[Begin]

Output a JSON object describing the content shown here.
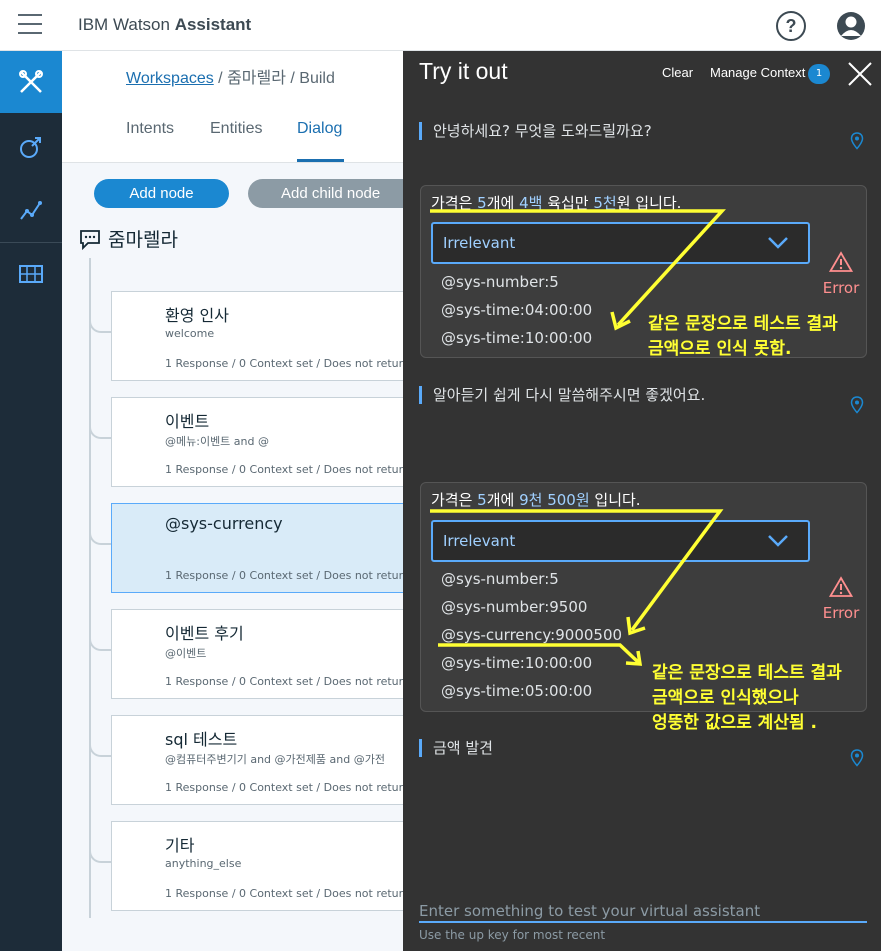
{
  "header": {
    "brand_prefix": "IBM Watson",
    "brand_name": "Assistant"
  },
  "breadcrumb": {
    "link": "Workspaces",
    "rest": " / 줌마렐라 / Build"
  },
  "tabs": [
    "Intents",
    "Entities",
    "Dialog"
  ],
  "active_tab": "Dialog",
  "buttons": {
    "add_node": "Add node",
    "add_child_node": "Add child node"
  },
  "root_node": "줌마렐라",
  "nodes": [
    {
      "title": "환영 인사",
      "condition": "welcome",
      "meta": "1 Response / 0 Context set / Does not retur"
    },
    {
      "title": "이벤트",
      "condition": "@메뉴:이벤트 and @",
      "meta": "1 Response / 0 Context set / Does not retur"
    },
    {
      "title": "@sys-currency",
      "condition": "",
      "meta": "1 Response / 0 Context set / Does not retur"
    },
    {
      "title": "이벤트 후기",
      "condition": "@이벤트",
      "meta": "1 Response / 0 Context set / Does not retur"
    },
    {
      "title": "sql 테스트",
      "condition": "@컴퓨터주변기기 and @가전제품 and @가전",
      "meta": "1 Response / 0 Context set / Does not retur"
    },
    {
      "title": "기타",
      "condition": "anything_else",
      "meta": "1 Response / 0 Context set / Does not retur"
    }
  ],
  "try_panel": {
    "title": "Try it out",
    "clear": "Clear",
    "manage_context": "Manage Context",
    "context_count": "1",
    "input_placeholder": "Enter something to test your virtual assistant",
    "input_hint": "Use the up key for most recent"
  },
  "conversation": {
    "bot_1": "안녕하세요? 무엇을 도와드릴까요?",
    "user_1": {
      "segments": [
        "가격은 ",
        "5",
        "개에 ",
        "4백",
        " 육십만 ",
        "5천",
        "원 입니다."
      ],
      "intent": "Irrelevant",
      "entities": [
        "@sys-number:5",
        "@sys-time:04:00:00",
        "@sys-time:10:00:00"
      ],
      "status": "Error"
    },
    "bot_2": "알아듣기 쉽게 다시 말씀해주시면 좋겠어요.",
    "user_2": {
      "segments": [
        "가격은 ",
        "5",
        "개에 ",
        "9천 500원",
        " 입니다."
      ],
      "intent": "Irrelevant",
      "entities": [
        "@sys-number:5",
        "@sys-number:9500",
        "@sys-currency:9000500",
        "@sys-time:10:00:00",
        "@sys-time:05:00:00"
      ],
      "status": "Error"
    },
    "bot_3": "금액 발견"
  },
  "annotations": {
    "note_1": [
      "같은 문장으로 테스트 결과",
      "금액으로 인식 못함."
    ],
    "note_2": [
      "같은 문장으로 테스트 결과",
      "금액으로 인식했으나",
      "엉뚱한 값으로 계산됨 ."
    ]
  },
  "colors": {
    "rail_bg": "#1d2c39",
    "accent": "#1b88d1",
    "panel_bg": "#333333",
    "annotation": "#ffff33",
    "error": "#ff8f8f"
  }
}
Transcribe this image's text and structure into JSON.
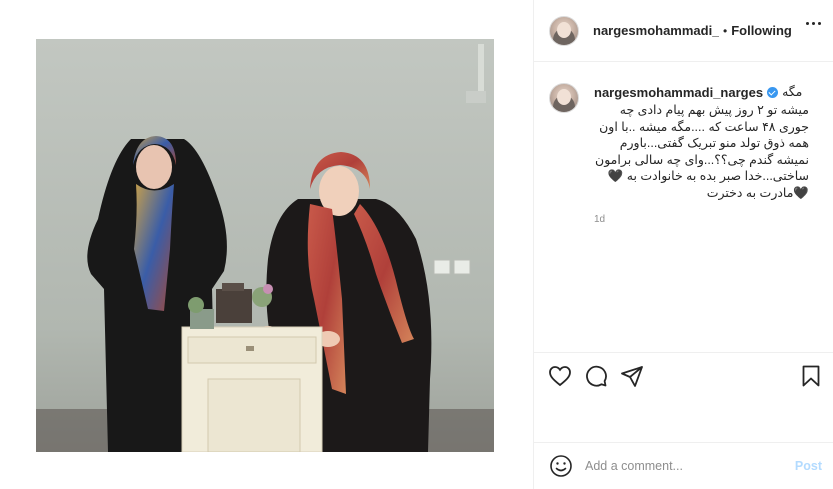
{
  "photo": {
    "icon": "post-photo",
    "description_colors": {
      "wall": "#b8bdb8",
      "floor": "#4a433f",
      "cabinet": "#f0ead8"
    }
  },
  "header": {
    "username": "nargesmohammadi_na",
    "separator": "•",
    "follow_label": "Following"
  },
  "caption": {
    "username": "nargesmohammadi_narges",
    "first_word": "مگه",
    "text": "میشه تو ۲ روز پیش بهم پیام دادی چه جوری ۴۸ ساعت که ....مگه میشه ..با اون همه ذوق تولد منو تبریک گفتی...باورم نمیشه گندم چی؟؟...وای چه سالی برامون ساختی...خدا صبر بده به خانوادت به 🖤🖤مادرت به دخترت",
    "time": "1d"
  },
  "actions": {
    "like_icon": "heart-icon",
    "comment_icon": "comment-icon",
    "share_icon": "share-icon",
    "save_icon": "bookmark-icon"
  },
  "comment_box": {
    "placeholder": "Add a comment...",
    "post_label": "Post",
    "post_color": "#b3dbff"
  }
}
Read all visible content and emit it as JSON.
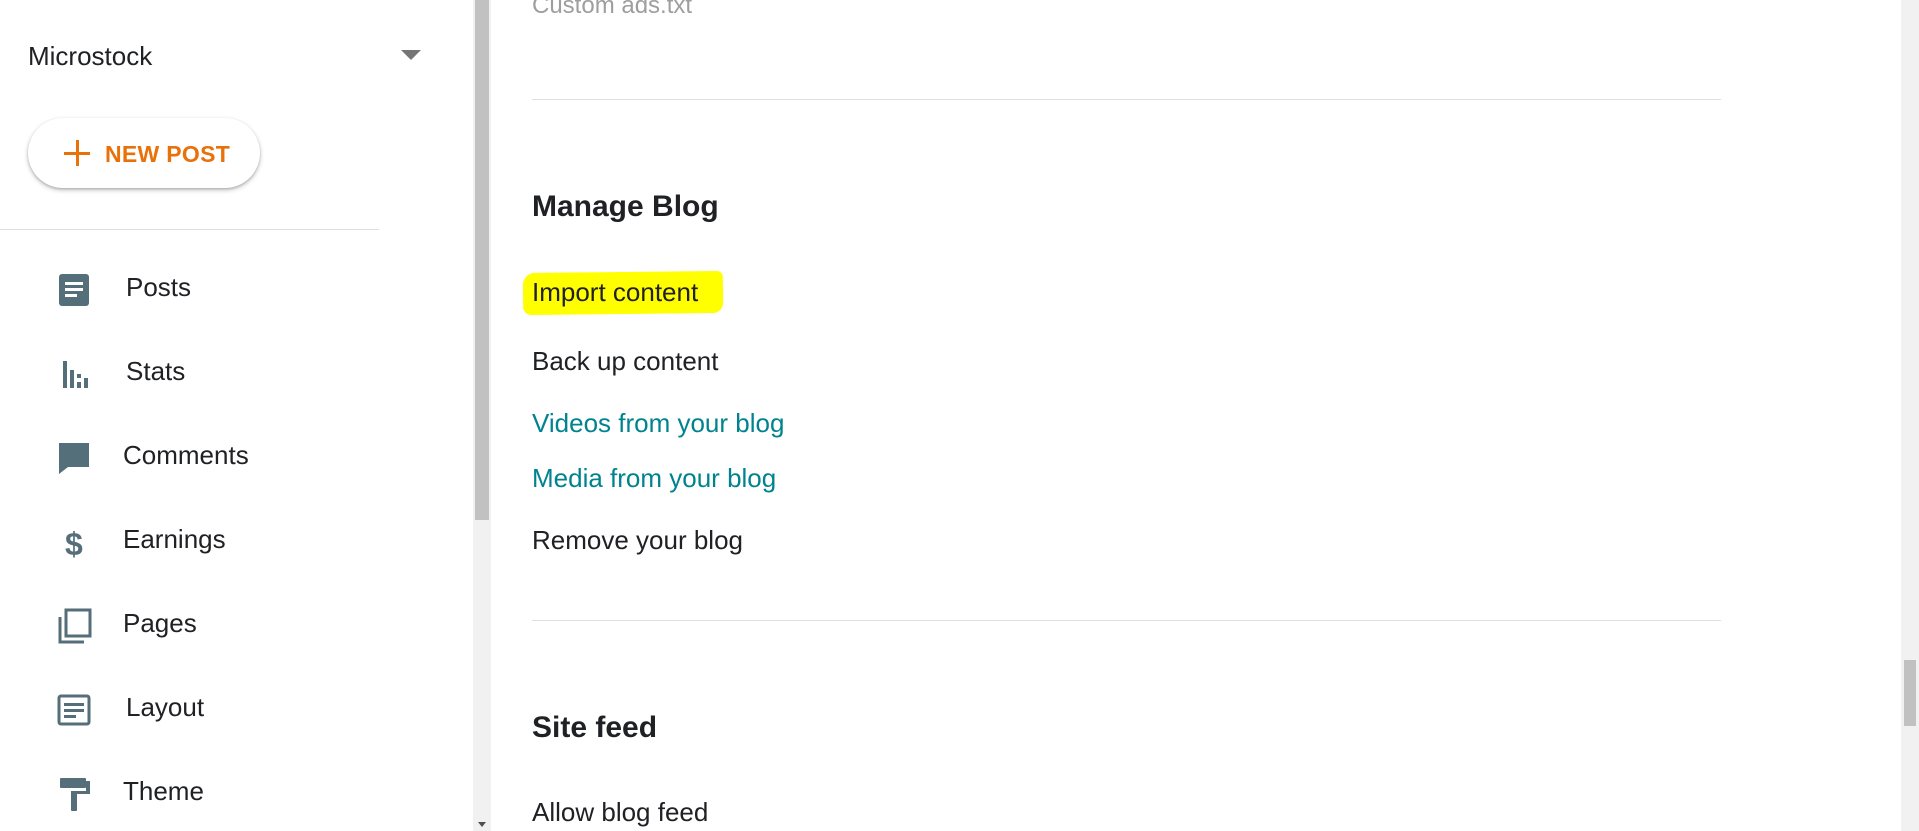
{
  "sidebar": {
    "blog_name": "Microstock",
    "new_post_label": "NEW POST",
    "items": [
      {
        "label": "Posts",
        "icon": "posts-icon"
      },
      {
        "label": "Stats",
        "icon": "stats-icon"
      },
      {
        "label": "Comments",
        "icon": "comments-icon"
      },
      {
        "label": "Earnings",
        "icon": "earnings-icon"
      },
      {
        "label": "Pages",
        "icon": "pages-icon"
      },
      {
        "label": "Layout",
        "icon": "layout-icon"
      },
      {
        "label": "Theme",
        "icon": "theme-icon"
      }
    ]
  },
  "main": {
    "previous_item": "Custom ads.txt",
    "manage_blog": {
      "title": "Manage Blog",
      "items": [
        {
          "label": "Import content",
          "highlighted": true
        },
        {
          "label": "Back up content"
        },
        {
          "label": "Videos from your blog",
          "style": "link"
        },
        {
          "label": "Media from your blog",
          "style": "link"
        },
        {
          "label": "Remove your blog"
        }
      ]
    },
    "site_feed": {
      "title": "Site feed",
      "items": [
        {
          "label": "Allow blog feed"
        }
      ]
    }
  },
  "colors": {
    "accent": "#e8710a",
    "link": "#00838f",
    "icon": "#546e7a",
    "highlight": "#ffff00"
  }
}
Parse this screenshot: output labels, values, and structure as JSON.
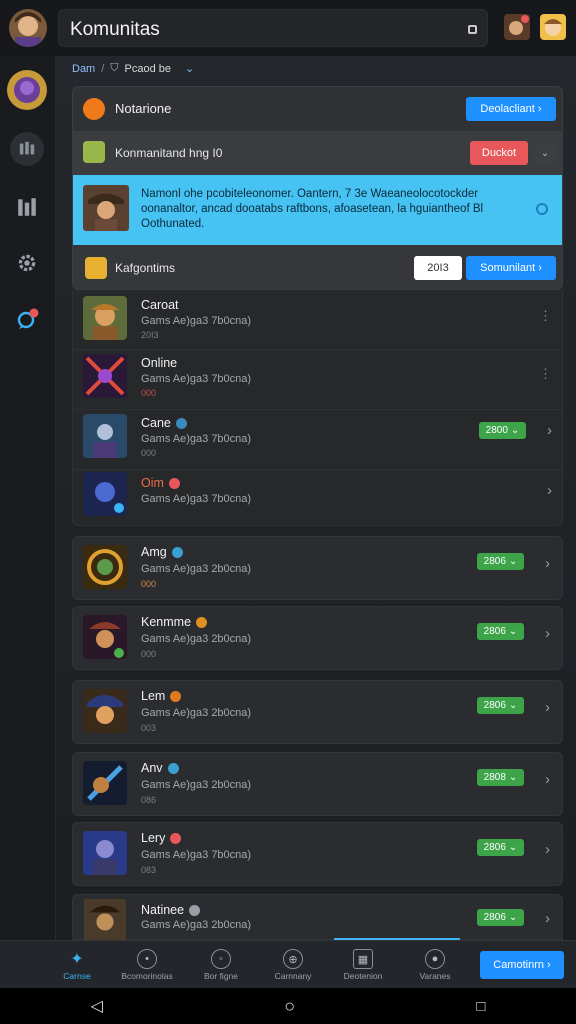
{
  "header": {
    "title": "Komunitas"
  },
  "breadcrumb": {
    "root": "Dam",
    "sep": "/",
    "current": "Pcaod be"
  },
  "panel": {
    "row1": {
      "label": "Notarione",
      "button": "Deolacliant"
    },
    "row2": {
      "label": "Konmanitand hng I0",
      "button": "Duckot"
    },
    "notice": {
      "text": "Namonl ohe pcobiteleonomer. Oantern, 7 3e Waeaneolocotockder oonanaltor, ancad dooatabs raftbons, afoasetean, la hguiantheof Bl Oothunated."
    },
    "row3": {
      "label": "Kafgontims",
      "input_value": "20I3",
      "button": "Somunilant"
    }
  },
  "list": [
    {
      "name": "Caroat",
      "sub": "Gams Ae)ga3 7b0cna)",
      "meta": "20I3"
    },
    {
      "name": "Online",
      "sub": "Gams Ae)ga3 7b0cna)",
      "meta": "000"
    },
    {
      "name": "Cane",
      "sub": "Gams Ae)ga3 7b0cna)",
      "meta": "000",
      "chip": "2800"
    },
    {
      "name": "Oim",
      "sub": "Gams Ae)ga3 7b0cna)",
      "meta": "",
      "chip": ""
    }
  ],
  "cards": [
    {
      "name": "Amg",
      "sub": "Gams Ae)ga3 2b0cna)",
      "meta": "000",
      "chip": "2806"
    },
    {
      "name": "Kenmme",
      "sub": "Gams Ae)ga3 2b0cna)",
      "meta": "000",
      "chip": "2806"
    },
    {
      "name": "Lem",
      "sub": "Gams Ae)ga3 2b0cna)",
      "meta": "003",
      "chip": "2806"
    },
    {
      "name": "Anv",
      "sub": "Gams Ae)ga3 2b0cna)",
      "meta": "086",
      "chip": "2808"
    },
    {
      "name": "Lery",
      "sub": "Gams Ae)ga3 7b0cna)",
      "meta": "083",
      "chip": "2806"
    },
    {
      "name": "Natinee",
      "sub": "Gams Ae)ga3 2b0cna)",
      "meta": "",
      "chip": "2806"
    }
  ],
  "bottom_nav": {
    "tabs": [
      "Carnse",
      "Bcomorinolas",
      "Bor figne",
      "Carnnany",
      "Deotenion",
      "Varanes"
    ],
    "cta": "Camotinrn"
  },
  "colors": {
    "accent": "#1e90ff",
    "notice": "#46c3f2",
    "chip": "#3da44a",
    "danger": "#e8585a"
  }
}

[End]

Problem to solve -> Quote the data above in full, leaving out the pictures it holds.

Answer in full ->
Output a JSON object describing the content shown here.
{
  "header": {
    "brand_prefix": "IBM Watson",
    "brand_name": "Assistant"
  },
  "breadcrumb": {
    "link": "Workspaces",
    "rest": " / 줌마렐라 / Build"
  },
  "tabs": [
    "Intents",
    "Entities",
    "Dialog"
  ],
  "active_tab": "Dialog",
  "buttons": {
    "add_node": "Add node",
    "add_child_node": "Add child node"
  },
  "root_node": "줌마렐라",
  "nodes": [
    {
      "title": "환영 인사",
      "condition": "welcome",
      "meta": "1 Response / 0 Context set / Does not retur"
    },
    {
      "title": "이벤트",
      "condition": "@메뉴:이벤트 and @",
      "meta": "1 Response / 0 Context set / Does not retur"
    },
    {
      "title": "@sys-currency",
      "condition": "",
      "meta": "1 Response / 0 Context set / Does not retur"
    },
    {
      "title": "이벤트 후기",
      "condition": "@이벤트",
      "meta": "1 Response / 0 Context set / Does not retur"
    },
    {
      "title": "sql 테스트",
      "condition": "@컴퓨터주변기기 and @가전제품 and @가전",
      "meta": "1 Response / 0 Context set / Does not retur"
    },
    {
      "title": "기타",
      "condition": "anything_else",
      "meta": "1 Response / 0 Context set / Does not retur"
    }
  ],
  "try_panel": {
    "title": "Try it out",
    "clear": "Clear",
    "manage_context": "Manage Context",
    "context_count": "1",
    "input_placeholder": "Enter something to test your virtual assistant",
    "input_hint": "Use the up key for most recent"
  },
  "conversation": {
    "bot_1": "안녕하세요? 무엇을 도와드릴까요?",
    "user_1": {
      "segments": [
        "가격은 ",
        "5",
        "개에 ",
        "4백",
        " 육십만 ",
        "5천",
        "원 입니다."
      ],
      "intent": "Irrelevant",
      "entities": [
        "@sys-number:5",
        "@sys-time:04:00:00",
        "@sys-time:10:00:00"
      ],
      "status": "Error"
    },
    "bot_2": "알아듣기 쉽게 다시 말씀해주시면 좋겠어요.",
    "user_2": {
      "segments": [
        "가격은 ",
        "5",
        "개에 ",
        "9천 500원",
        " 입니다."
      ],
      "intent": "Irrelevant",
      "entities": [
        "@sys-number:5",
        "@sys-number:9500",
        "@sys-currency:9000500",
        "@sys-time:10:00:00",
        "@sys-time:05:00:00"
      ],
      "status": "Error"
    },
    "bot_3": "금액 발견"
  },
  "annotations": {
    "note_1": [
      "같은 문장으로 테스트 결과",
      "금액으로 인식 못함."
    ],
    "note_2": [
      "같은 문장으로 테스트 결과",
      "금액으로 인식했으나",
      "엉뚱한 값으로 계산됨 ."
    ]
  },
  "colors": {
    "rail_bg": "#1d2c39",
    "accent": "#1b88d1",
    "panel_bg": "#333333",
    "annotation": "#ffff33",
    "error": "#ff8f8f"
  }
}
Transcribe this image's text and structure into JSON.
{
  "photo": {
    "icon": "post-photo",
    "description_colors": {
      "wall": "#b8bdb8",
      "floor": "#4a433f",
      "cabinet": "#f0ead8"
    }
  },
  "header": {
    "username": "nargesmohammadi_na",
    "separator": "•",
    "follow_label": "Following"
  },
  "caption": {
    "username": "nargesmohammadi_narges",
    "first_word": "مگه",
    "text": "میشه تو ۲ روز پیش بهم پیام دادی چه جوری ۴۸ ساعت که ....مگه میشه ..با اون همه ذوق تولد منو تبریک گفتی...باورم نمیشه گندم چی؟؟...وای چه سالی برامون ساختی...خدا صبر بده به خانوادت به 🖤🖤مادرت به دخترت",
    "time": "1d"
  },
  "actions": {
    "like_icon": "heart-icon",
    "comment_icon": "comment-icon",
    "share_icon": "share-icon",
    "save_icon": "bookmark-icon"
  },
  "comment_box": {
    "placeholder": "Add a comment...",
    "post_label": "Post",
    "post_color": "#b3dbff"
  }
}
Read all visible content and emit it as JSON.
{
  "sidebar": {
    "blog_name": "Microstock",
    "new_post_label": "NEW POST",
    "items": [
      {
        "label": "Posts",
        "icon": "posts-icon"
      },
      {
        "label": "Stats",
        "icon": "stats-icon"
      },
      {
        "label": "Comments",
        "icon": "comments-icon"
      },
      {
        "label": "Earnings",
        "icon": "earnings-icon"
      },
      {
        "label": "Pages",
        "icon": "pages-icon"
      },
      {
        "label": "Layout",
        "icon": "layout-icon"
      },
      {
        "label": "Theme",
        "icon": "theme-icon"
      }
    ]
  },
  "main": {
    "previous_item": "Custom ads.txt",
    "manage_blog": {
      "title": "Manage Blog",
      "items": [
        {
          "label": "Import content",
          "highlighted": true
        },
        {
          "label": "Back up content"
        },
        {
          "label": "Videos from your blog",
          "style": "link"
        },
        {
          "label": "Media from your blog",
          "style": "link"
        },
        {
          "label": "Remove your blog"
        }
      ]
    },
    "site_feed": {
      "title": "Site feed",
      "items": [
        {
          "label": "Allow blog feed"
        }
      ]
    }
  },
  "colors": {
    "accent": "#e8710a",
    "link": "#00838f",
    "icon": "#546e7a",
    "highlight": "#ffff00"
  }
}
Parse this screenshot: output labels, values, and structure as JSON.
{
  "header": {
    "title": "Komunitas"
  },
  "breadcrumb": {
    "root": "Dam",
    "sep": "/",
    "current": "Pcaod be"
  },
  "panel": {
    "row1": {
      "label": "Notarione",
      "button": "Deolacliant"
    },
    "row2": {
      "label": "Konmanitand hng I0",
      "button": "Duckot"
    },
    "notice": {
      "text": "Namonl ohe pcobiteleonomer. Oantern, 7 3e Waeaneolocotockder oonanaltor, ancad dooatabs raftbons, afoasetean, la hguiantheof Bl Oothunated."
    },
    "row3": {
      "label": "Kafgontims",
      "input_value": "20I3",
      "button": "Somunilant"
    }
  },
  "list": [
    {
      "name": "Caroat",
      "sub": "Gams Ae)ga3 7b0cna)",
      "meta": "20I3"
    },
    {
      "name": "Online",
      "sub": "Gams Ae)ga3 7b0cna)",
      "meta": "000"
    },
    {
      "name": "Cane",
      "sub": "Gams Ae)ga3 7b0cna)",
      "meta": "000",
      "chip": "2800"
    },
    {
      "name": "Oim",
      "sub": "Gams Ae)ga3 7b0cna)",
      "meta": "",
      "chip": ""
    }
  ],
  "cards": [
    {
      "name": "Amg",
      "sub": "Gams Ae)ga3 2b0cna)",
      "meta": "000",
      "chip": "2806"
    },
    {
      "name": "Kenmme",
      "sub": "Gams Ae)ga3 2b0cna)",
      "meta": "000",
      "chip": "2806"
    },
    {
      "name": "Lem",
      "sub": "Gams Ae)ga3 2b0cna)",
      "meta": "003",
      "chip": "2806"
    },
    {
      "name": "Anv",
      "sub": "Gams Ae)ga3 2b0cna)",
      "meta": "086",
      "chip": "2808"
    },
    {
      "name": "Lery",
      "sub": "Gams Ae)ga3 7b0cna)",
      "meta": "083",
      "chip": "2806"
    },
    {
      "name": "Natinee",
      "sub": "Gams Ae)ga3 2b0cna)",
      "meta": "",
      "chip": "2806"
    }
  ],
  "bottom_nav": {
    "tabs": [
      "Carnse",
      "Bcomorinolas",
      "Bor figne",
      "Carnnany",
      "Deotenion",
      "Varanes"
    ],
    "cta": "Camotinrn"
  },
  "colors": {
    "accent": "#1e90ff",
    "notice": "#46c3f2",
    "chip": "#3da44a",
    "danger": "#e8585a"
  }
}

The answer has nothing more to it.